* What to work on
Exactly how many lines have the word "языковых"? Answer with the bare number.

* Records for processing
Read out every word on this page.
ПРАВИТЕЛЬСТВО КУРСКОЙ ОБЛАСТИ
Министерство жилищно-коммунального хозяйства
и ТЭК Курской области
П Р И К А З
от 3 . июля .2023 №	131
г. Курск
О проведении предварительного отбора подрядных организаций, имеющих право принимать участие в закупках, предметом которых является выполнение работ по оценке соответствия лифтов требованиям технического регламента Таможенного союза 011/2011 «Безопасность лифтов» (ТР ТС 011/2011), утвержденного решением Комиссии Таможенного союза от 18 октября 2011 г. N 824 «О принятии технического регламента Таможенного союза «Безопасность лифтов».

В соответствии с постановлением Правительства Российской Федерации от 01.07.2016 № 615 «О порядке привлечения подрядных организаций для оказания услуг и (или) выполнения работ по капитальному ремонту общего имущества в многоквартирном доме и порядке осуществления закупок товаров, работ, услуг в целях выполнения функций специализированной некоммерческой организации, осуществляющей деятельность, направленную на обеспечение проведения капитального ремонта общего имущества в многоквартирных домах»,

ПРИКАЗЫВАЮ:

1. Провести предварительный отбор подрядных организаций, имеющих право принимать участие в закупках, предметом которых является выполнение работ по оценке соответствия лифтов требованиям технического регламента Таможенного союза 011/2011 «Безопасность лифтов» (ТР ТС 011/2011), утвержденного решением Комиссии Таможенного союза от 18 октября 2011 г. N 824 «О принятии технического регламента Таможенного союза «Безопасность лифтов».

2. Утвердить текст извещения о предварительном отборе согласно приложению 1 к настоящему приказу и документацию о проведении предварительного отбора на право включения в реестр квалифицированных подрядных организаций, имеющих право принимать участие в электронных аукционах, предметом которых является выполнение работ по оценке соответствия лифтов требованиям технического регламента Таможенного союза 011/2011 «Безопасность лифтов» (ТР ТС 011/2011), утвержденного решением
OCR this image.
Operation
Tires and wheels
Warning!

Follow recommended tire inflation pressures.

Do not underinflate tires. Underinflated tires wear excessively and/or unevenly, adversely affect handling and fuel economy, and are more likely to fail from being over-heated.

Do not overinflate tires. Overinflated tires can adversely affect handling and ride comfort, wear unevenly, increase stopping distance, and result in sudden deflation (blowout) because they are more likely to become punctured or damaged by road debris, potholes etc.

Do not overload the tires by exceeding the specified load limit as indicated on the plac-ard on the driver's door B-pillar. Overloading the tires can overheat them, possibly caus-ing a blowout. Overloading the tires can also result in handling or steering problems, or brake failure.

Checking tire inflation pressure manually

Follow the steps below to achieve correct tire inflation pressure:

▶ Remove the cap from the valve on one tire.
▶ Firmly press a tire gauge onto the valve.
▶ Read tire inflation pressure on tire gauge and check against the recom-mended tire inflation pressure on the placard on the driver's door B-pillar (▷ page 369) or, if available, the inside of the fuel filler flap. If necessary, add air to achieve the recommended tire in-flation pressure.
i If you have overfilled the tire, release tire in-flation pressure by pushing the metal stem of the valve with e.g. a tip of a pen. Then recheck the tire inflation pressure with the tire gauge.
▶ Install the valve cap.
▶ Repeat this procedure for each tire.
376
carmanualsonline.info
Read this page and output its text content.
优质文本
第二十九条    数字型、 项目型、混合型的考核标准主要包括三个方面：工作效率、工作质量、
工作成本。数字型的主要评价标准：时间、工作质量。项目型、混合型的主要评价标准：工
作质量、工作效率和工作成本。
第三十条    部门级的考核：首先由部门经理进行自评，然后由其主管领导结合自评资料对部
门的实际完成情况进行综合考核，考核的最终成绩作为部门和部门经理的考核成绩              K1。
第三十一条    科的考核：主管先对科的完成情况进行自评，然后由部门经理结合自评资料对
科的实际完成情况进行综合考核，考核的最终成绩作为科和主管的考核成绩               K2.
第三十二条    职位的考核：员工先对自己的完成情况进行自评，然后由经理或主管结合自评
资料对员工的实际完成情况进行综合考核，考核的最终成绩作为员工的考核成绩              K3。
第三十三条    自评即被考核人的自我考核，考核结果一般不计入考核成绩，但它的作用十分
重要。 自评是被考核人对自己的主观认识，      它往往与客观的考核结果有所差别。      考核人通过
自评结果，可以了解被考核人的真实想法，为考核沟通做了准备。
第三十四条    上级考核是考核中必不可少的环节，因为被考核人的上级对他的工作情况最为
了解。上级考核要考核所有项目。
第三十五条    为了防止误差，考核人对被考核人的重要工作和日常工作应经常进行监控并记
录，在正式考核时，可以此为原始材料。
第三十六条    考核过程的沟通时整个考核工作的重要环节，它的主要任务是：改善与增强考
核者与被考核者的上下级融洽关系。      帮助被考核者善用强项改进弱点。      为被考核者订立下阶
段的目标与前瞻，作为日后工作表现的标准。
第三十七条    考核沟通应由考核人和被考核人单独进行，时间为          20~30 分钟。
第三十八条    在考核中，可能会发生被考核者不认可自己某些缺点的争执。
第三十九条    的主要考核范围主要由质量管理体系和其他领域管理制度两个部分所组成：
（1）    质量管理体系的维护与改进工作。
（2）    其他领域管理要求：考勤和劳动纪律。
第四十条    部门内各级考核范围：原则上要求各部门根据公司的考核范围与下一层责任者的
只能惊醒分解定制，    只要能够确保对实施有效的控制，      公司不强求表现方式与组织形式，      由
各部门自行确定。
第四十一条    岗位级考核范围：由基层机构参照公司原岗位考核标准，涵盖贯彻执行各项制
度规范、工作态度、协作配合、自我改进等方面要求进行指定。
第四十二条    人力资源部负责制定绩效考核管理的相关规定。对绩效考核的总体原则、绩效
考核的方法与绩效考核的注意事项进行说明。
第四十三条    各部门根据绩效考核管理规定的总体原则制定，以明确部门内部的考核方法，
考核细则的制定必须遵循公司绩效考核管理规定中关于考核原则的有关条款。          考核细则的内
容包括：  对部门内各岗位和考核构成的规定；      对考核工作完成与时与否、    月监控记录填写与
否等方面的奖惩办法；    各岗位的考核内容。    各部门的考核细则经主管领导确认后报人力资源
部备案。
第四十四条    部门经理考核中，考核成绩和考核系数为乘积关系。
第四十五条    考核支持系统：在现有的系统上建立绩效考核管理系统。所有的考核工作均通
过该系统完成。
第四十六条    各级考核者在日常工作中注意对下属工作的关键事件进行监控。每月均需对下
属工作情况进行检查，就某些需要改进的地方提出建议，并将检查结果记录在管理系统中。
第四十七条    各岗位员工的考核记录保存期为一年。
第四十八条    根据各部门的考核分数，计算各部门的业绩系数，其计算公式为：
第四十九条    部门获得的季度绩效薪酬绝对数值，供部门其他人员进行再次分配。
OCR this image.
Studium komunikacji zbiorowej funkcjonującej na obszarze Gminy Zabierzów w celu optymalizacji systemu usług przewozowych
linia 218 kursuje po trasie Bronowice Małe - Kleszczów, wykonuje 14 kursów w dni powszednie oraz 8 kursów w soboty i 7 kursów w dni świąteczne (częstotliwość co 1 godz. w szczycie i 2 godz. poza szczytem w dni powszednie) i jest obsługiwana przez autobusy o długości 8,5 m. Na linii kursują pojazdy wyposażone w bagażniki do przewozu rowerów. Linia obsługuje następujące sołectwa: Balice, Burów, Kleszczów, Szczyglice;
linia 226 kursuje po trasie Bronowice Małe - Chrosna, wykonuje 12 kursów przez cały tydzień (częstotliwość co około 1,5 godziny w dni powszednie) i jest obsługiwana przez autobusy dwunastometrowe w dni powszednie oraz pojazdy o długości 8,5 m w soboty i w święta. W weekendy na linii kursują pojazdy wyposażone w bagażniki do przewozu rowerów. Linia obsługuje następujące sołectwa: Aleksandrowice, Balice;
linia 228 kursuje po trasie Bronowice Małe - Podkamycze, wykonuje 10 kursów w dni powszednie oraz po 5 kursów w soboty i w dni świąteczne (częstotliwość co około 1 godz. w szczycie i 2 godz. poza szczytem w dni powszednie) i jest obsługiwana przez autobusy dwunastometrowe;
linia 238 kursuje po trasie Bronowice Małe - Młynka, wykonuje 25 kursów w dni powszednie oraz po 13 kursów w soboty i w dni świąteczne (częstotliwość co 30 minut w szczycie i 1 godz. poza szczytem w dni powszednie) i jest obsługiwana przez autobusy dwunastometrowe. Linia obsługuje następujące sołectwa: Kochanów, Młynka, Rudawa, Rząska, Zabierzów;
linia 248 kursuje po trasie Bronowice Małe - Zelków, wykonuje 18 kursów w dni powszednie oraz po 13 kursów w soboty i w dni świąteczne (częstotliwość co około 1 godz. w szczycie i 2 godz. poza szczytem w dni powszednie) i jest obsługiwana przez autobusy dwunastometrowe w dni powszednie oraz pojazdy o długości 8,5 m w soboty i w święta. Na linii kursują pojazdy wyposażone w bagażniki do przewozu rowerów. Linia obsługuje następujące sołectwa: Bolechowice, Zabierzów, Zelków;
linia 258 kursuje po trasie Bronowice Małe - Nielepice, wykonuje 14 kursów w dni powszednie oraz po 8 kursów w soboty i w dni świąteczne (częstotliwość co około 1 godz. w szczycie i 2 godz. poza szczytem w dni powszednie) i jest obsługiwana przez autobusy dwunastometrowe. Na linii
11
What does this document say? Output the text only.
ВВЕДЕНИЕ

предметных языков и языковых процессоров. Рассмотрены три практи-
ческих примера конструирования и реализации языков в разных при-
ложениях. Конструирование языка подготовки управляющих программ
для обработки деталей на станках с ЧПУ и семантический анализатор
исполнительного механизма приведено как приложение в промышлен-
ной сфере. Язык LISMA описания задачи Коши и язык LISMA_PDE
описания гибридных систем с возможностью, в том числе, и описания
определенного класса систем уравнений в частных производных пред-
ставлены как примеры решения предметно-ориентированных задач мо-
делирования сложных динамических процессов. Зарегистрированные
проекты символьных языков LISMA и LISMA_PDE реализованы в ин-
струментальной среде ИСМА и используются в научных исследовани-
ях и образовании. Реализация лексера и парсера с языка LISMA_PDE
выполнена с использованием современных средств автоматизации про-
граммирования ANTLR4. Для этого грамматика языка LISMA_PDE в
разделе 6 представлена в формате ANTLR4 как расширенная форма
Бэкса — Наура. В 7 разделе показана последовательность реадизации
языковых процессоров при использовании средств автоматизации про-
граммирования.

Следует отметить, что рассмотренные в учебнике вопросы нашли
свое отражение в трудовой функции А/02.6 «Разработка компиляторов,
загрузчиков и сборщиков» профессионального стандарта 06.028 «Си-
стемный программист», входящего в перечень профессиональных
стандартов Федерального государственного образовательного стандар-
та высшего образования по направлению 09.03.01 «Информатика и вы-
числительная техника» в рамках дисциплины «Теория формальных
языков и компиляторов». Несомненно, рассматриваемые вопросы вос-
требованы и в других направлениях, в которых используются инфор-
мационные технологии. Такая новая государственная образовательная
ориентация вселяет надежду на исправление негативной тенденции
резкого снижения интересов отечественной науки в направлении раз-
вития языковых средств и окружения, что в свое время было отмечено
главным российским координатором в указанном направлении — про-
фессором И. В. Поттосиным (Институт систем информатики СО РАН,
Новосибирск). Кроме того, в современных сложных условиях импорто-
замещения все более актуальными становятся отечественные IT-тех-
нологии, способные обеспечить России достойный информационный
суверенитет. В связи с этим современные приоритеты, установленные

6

* Task response
3